◆ TEXT UNDER STUDY
*** Block opens ***

Some place names derive from the names of historic figures, including local lords. Most of these lords were Armenian or Turkic in origin. However, as the Armenian notables of Karabakh often borrowed their personal names from their immediate Muslim overlords, these anthroponyms such as Kherkhan, Farux and Seiti are usually, as Saparov narrates (citing Gaziyan and Mkrtchyan), assigned "to the Turkic toponymic landscape".
Most renamings by the Azerbaijani government occurred during the First Nagorno-Karabakh War, as a way to, as Saparov explains "to reinstate the symbolic authority of Azerbaijan over this disputed secessionist territory and as a result targeted what they perceived as Armenian place-names". Out of 208 toponyms recorded by the Azerbaijani authorities in the territory of Karabakh, 81 were renamed and 127 remained unchanged. The main goal was to remove toponyms that could, in any way, support the territorial claims of the Armenians. Following the Second Nagorno-Karabakh War, the Azerbaijani government successfully petitioned Google to remove Armenian place names from maps of Karabakh.
The Armenian side has also initiated a renaming campaign, targeting Turkic place names. According to 2009 data from the de facto Republic of Artsakh, of a total of 151 place names, 54 were renamed and 97 remained unchanged. The difference in place names between the Armenian and Azerbaijani sides is because the Armenians used less detailed maps than the Soviet and Azerbaijani maps and also excluded a number of smaller settlements. Furthermore, the 2009 data also omits a number of Azerbaijani settlements that were destroyed during the First Nagorno-Karabakh War and were never rebuilt afterwards.

*** Block closes ***

◆ THE PROBLEM
Write out the stretch of the passage on Karabakh place names from "The Armenian side" through "never rebuilt afterwards.", word for word.

◆ INFORMATION

*** Block opens ***

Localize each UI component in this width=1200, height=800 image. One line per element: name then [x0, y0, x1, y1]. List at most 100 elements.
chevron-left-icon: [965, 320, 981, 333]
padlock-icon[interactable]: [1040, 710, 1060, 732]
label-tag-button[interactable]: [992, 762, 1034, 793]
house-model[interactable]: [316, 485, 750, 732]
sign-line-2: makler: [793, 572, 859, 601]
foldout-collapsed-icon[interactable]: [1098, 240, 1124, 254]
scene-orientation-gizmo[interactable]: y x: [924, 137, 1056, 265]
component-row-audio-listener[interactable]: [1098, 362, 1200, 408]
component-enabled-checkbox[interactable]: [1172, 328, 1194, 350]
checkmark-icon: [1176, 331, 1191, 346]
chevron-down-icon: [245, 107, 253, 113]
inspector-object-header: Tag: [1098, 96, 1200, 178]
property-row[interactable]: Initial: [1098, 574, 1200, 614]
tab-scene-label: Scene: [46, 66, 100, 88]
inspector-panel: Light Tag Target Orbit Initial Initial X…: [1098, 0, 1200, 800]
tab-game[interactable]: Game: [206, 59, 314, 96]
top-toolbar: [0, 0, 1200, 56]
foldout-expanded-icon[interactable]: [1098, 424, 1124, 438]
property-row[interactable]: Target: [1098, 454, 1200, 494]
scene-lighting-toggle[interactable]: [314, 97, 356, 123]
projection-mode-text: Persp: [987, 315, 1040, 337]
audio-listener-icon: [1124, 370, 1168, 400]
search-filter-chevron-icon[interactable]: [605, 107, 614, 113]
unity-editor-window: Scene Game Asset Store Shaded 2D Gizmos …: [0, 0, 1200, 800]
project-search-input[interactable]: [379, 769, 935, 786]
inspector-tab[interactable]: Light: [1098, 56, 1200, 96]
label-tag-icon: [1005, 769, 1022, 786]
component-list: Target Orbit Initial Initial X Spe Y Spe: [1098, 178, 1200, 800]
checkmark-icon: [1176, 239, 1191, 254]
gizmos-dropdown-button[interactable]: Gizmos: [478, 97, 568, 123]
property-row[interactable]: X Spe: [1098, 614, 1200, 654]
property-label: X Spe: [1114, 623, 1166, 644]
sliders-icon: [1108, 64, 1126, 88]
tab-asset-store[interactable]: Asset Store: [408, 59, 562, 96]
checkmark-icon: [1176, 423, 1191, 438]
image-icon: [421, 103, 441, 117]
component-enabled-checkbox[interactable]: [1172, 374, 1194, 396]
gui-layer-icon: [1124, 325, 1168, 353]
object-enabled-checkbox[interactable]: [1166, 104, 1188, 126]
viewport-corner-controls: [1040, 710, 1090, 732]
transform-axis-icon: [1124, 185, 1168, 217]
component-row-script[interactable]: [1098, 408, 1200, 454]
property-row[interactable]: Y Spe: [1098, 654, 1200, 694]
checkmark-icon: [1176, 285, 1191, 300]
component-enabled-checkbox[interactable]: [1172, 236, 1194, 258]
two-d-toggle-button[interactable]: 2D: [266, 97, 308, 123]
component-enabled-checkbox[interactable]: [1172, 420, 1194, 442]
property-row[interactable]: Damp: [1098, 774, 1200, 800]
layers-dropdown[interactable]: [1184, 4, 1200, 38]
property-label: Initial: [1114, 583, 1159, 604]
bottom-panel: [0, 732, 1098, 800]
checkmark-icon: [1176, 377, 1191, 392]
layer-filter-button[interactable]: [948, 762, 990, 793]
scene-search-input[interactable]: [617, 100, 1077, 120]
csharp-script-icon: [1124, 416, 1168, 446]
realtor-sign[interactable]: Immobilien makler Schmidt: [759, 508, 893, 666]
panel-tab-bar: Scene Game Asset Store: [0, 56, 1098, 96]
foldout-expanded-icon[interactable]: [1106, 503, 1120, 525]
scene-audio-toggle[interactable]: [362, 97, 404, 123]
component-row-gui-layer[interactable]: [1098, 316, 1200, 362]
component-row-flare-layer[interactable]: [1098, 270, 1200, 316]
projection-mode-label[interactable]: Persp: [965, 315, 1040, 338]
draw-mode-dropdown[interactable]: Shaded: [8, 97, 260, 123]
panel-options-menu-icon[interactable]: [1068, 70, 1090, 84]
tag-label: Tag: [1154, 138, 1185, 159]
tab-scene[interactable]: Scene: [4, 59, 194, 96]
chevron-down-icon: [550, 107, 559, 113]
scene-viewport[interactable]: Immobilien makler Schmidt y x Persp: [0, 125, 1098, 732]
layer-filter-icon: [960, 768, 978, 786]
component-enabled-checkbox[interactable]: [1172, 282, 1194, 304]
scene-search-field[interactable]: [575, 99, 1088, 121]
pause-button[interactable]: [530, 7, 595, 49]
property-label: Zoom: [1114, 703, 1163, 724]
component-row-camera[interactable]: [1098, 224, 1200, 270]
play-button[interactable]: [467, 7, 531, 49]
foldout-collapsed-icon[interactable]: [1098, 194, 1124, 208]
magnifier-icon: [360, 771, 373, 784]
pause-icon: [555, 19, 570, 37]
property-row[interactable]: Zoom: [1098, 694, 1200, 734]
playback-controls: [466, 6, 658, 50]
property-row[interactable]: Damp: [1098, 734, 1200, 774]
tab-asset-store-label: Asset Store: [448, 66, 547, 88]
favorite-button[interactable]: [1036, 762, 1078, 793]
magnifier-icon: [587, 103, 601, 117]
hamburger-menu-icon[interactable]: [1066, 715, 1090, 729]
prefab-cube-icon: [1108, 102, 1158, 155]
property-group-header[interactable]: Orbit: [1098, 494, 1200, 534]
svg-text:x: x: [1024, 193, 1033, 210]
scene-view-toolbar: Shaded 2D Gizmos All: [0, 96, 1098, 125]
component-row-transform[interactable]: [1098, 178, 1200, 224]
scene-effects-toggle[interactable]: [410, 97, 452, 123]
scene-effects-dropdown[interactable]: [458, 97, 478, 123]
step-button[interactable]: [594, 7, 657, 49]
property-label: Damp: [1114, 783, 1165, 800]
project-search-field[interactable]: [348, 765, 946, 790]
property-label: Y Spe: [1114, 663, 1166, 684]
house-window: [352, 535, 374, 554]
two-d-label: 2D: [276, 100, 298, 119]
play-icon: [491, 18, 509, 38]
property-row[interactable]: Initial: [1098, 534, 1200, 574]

*** Block closes ***

◆ THE ANSWER
The Armenian side has also initiated a renaming campaign, targeting Turkic place names. According to 2009 data from the de facto Republic of Artsakh, of a total of 151 place names, 54 were renamed and 97 remained unchanged. The difference in place names between the Armenian and Azerbaijani sides is because the Armenians used less detailed maps than the Soviet and Azerbaijani maps and also excluded a number of smaller settlements. Furthermore, the 2009 data also omits a number of Azerbaijani settlements that were destroyed during the First Nagorno-Karabakh War and were never rebuilt afterwards.